## start TASK INPUTS
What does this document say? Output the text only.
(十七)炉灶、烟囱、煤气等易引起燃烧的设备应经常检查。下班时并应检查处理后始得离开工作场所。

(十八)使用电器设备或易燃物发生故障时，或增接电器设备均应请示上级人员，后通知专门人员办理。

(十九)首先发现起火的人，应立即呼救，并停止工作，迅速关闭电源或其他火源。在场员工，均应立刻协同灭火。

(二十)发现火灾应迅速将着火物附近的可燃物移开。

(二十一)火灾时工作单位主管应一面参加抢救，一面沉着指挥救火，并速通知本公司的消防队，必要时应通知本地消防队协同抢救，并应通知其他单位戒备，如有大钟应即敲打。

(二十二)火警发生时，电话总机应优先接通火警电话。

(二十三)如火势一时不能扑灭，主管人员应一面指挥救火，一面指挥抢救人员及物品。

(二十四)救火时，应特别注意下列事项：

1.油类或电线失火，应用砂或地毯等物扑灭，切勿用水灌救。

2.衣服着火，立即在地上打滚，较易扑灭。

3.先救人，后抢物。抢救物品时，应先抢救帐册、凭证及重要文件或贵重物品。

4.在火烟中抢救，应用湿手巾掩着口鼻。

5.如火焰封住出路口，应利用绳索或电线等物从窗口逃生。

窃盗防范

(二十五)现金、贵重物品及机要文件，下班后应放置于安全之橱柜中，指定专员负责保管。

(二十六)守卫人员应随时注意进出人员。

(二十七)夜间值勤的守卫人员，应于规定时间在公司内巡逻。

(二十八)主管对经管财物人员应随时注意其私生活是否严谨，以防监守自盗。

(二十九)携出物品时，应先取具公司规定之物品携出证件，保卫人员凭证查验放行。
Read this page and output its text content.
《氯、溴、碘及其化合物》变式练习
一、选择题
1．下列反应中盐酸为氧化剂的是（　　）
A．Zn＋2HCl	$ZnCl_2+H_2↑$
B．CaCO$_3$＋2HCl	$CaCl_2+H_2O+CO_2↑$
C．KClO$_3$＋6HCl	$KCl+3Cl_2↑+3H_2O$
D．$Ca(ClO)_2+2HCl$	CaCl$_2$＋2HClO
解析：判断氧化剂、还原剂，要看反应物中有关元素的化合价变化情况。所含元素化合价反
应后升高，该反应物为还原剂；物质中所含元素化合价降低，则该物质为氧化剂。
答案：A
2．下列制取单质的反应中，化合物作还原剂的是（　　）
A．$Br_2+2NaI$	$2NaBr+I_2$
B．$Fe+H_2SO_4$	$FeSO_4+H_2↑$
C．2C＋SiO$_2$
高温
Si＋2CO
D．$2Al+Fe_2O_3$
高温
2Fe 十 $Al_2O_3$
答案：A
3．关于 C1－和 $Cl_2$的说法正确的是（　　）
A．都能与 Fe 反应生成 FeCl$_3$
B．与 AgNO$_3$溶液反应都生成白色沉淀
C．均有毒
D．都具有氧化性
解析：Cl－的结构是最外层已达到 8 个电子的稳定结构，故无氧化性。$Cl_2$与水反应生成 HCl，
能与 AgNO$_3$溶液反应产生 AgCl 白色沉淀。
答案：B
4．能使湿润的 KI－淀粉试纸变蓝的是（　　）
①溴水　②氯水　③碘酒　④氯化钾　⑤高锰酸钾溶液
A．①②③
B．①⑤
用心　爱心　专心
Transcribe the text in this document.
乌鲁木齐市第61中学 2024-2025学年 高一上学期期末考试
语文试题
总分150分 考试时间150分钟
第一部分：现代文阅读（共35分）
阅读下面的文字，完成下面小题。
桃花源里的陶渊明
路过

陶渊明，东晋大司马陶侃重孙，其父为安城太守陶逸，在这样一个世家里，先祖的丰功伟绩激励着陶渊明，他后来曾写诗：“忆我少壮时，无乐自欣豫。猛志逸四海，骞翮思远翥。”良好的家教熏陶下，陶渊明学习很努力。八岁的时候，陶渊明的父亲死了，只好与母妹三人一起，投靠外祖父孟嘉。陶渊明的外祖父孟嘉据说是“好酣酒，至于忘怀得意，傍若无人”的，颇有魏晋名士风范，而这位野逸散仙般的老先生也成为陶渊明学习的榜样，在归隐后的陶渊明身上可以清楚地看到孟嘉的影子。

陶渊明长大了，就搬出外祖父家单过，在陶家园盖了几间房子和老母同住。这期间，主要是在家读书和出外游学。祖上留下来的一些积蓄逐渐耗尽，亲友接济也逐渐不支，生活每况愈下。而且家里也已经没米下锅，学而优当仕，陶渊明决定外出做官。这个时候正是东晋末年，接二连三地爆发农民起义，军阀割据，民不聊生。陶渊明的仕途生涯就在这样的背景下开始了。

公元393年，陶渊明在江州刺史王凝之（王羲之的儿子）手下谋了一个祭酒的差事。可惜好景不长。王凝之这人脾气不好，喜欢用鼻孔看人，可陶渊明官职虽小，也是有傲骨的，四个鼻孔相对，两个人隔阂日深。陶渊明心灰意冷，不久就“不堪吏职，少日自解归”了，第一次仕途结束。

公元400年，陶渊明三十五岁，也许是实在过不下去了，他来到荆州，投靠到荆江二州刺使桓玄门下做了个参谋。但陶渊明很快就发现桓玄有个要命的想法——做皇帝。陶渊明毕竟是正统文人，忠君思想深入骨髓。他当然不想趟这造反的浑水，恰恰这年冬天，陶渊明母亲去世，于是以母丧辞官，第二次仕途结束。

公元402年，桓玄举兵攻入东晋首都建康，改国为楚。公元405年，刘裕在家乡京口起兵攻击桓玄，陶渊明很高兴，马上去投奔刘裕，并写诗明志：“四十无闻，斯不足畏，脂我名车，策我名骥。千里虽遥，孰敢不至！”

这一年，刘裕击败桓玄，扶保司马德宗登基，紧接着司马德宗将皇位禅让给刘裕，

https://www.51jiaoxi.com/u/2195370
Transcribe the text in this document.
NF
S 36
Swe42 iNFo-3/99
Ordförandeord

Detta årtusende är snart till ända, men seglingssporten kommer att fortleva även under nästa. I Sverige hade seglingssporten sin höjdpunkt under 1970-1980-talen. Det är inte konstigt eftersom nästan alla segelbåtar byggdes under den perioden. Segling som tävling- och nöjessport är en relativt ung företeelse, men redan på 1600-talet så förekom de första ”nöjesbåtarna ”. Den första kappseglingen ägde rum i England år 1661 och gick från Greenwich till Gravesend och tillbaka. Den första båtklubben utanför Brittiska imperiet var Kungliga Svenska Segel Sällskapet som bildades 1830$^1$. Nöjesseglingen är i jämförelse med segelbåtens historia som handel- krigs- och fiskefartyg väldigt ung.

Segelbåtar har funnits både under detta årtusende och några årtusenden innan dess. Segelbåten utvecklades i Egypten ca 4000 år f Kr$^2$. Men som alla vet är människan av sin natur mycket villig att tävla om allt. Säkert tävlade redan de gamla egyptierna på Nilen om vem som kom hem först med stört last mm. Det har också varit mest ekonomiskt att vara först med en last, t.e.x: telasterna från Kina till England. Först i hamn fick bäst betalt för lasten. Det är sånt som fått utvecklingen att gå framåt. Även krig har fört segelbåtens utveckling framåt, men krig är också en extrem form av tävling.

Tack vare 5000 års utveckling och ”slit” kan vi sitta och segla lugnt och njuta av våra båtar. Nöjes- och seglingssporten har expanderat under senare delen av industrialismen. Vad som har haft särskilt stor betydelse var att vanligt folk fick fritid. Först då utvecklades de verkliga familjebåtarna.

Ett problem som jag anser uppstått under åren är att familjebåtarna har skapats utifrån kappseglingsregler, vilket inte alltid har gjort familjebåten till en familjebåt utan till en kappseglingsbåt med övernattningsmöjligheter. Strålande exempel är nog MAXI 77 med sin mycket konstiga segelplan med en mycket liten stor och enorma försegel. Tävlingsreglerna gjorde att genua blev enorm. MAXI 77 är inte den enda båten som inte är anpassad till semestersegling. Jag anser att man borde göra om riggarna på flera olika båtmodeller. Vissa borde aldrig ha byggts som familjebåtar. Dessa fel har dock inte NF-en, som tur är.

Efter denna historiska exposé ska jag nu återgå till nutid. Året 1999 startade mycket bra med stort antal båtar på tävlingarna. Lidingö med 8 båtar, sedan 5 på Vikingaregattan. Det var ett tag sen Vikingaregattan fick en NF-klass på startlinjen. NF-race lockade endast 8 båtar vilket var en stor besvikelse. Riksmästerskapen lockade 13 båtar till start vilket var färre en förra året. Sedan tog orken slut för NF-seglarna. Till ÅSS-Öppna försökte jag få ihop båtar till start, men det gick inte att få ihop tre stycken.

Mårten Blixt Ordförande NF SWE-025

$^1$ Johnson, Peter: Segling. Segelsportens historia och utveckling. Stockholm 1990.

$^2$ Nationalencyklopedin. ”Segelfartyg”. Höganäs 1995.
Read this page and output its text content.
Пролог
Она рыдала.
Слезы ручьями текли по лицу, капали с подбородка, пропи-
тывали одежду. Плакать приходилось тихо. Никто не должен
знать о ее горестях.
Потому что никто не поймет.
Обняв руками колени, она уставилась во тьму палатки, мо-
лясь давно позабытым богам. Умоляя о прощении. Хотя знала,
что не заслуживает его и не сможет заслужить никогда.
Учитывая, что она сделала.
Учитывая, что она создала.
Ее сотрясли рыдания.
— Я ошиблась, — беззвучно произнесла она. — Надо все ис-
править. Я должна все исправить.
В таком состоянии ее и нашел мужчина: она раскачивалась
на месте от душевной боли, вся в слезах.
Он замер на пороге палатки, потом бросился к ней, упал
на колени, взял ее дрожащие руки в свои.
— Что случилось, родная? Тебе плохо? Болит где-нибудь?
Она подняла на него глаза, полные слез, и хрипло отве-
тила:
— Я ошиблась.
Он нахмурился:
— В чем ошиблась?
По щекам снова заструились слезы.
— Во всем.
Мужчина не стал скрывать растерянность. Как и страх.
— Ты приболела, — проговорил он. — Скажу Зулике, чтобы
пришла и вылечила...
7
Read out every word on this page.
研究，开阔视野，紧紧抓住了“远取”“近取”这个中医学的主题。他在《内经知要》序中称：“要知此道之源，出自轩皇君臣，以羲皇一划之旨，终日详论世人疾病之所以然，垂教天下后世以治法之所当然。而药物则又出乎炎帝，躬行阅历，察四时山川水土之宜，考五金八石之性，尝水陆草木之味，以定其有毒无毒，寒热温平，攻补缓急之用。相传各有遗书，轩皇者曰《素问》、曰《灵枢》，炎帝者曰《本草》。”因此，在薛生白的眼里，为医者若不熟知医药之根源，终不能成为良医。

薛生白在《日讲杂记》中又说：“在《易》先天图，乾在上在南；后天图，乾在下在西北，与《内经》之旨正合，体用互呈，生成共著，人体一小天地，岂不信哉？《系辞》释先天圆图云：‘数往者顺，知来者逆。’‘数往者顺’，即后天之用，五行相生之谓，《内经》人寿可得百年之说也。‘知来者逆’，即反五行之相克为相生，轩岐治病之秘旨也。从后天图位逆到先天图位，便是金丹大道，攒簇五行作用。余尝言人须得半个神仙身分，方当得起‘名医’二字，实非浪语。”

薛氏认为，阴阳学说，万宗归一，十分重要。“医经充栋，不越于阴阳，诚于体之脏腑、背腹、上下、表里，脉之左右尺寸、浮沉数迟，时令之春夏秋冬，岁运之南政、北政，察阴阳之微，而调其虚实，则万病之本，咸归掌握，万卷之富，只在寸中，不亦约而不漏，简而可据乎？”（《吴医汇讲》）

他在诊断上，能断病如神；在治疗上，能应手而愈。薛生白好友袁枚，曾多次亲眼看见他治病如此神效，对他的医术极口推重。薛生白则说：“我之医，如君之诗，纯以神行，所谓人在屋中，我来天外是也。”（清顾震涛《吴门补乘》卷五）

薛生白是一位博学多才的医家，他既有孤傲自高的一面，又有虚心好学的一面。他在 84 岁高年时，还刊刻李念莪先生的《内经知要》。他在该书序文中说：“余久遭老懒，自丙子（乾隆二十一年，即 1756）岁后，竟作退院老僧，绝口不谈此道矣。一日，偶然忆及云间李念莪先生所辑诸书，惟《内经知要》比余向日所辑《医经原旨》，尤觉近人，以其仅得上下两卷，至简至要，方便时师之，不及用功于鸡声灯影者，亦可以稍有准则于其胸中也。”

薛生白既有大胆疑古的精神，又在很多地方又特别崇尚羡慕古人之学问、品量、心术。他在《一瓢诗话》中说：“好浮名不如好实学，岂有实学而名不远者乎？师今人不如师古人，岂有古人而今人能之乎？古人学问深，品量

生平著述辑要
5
## end TASK INPUTS
- **EXERCISE DESCRIPTION**
Where a line contains "ошиблась", copy that line.

- **SOLUTION TO THIS TASK**
— Я ошиблась, — беззвучно произнесла она. — Надо все ис-
— Я ошиблась.
— В чем ошиблась?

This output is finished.